» **TASK PROMPT**: Copy exactly the lines from the "What's the underlying" line to the end, both included, and nothing else.

» **RECORDS SUPPLIED**:

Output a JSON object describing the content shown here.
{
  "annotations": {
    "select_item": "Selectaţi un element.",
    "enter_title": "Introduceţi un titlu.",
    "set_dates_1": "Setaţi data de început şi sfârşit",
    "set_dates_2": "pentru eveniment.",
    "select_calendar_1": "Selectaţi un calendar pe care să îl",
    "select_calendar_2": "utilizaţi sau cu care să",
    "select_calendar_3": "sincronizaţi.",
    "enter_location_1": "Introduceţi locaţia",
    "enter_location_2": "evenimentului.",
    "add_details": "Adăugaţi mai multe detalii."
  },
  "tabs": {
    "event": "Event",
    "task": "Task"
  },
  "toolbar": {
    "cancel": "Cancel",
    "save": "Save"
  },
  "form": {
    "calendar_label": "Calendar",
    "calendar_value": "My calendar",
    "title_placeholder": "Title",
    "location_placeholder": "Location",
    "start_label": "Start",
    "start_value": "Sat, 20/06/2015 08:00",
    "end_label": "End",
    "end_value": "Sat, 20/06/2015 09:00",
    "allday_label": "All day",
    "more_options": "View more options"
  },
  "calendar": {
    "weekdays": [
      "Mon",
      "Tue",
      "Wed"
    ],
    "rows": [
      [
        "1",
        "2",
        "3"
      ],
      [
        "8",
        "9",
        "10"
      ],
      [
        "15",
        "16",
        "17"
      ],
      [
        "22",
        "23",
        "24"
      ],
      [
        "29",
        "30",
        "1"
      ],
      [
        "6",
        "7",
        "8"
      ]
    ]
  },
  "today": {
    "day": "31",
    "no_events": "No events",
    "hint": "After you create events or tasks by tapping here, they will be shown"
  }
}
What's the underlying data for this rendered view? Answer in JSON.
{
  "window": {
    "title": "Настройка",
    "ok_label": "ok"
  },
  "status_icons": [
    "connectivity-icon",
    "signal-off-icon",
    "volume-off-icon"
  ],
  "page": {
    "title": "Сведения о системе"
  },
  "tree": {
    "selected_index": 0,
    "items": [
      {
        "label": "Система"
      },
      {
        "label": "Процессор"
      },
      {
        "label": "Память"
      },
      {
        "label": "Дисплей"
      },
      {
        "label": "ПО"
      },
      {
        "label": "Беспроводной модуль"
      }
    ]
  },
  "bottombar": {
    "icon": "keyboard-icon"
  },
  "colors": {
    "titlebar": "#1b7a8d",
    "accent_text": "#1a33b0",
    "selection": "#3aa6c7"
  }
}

» **TASK RESPONSE**:
What's the underlying data for this rendered view? Answer in JSON.
{
  "window": {
    "title": "Настройка",
    "ok_label": "ok"
  },
  "status_icons": [
    "connectivity-icon",
    "signal-off-icon",
    "volume-off-icon"
  ],
  "page": {
    "title": "Сведения о системе"
  },
  "tree": {
    "selected_index": 0,
    "items": [
      {
        "label": "Система"
      },
      {
        "label": "Процессор"
      },
      {
        "label": "Память"
      },
      {
        "label": "Дисплей"
      },
      {
        "label": "ПО"
      },
      {
        "label": "Беспроводной модуль"
      }
    ]
  },
  "bottombar": {
    "icon": "keyboard-icon"
  },
  "colors": {
    "titlebar": "#1b7a8d",
    "accent_text": "#1a33b0",
    "selection": "#3aa6c7"
  }
}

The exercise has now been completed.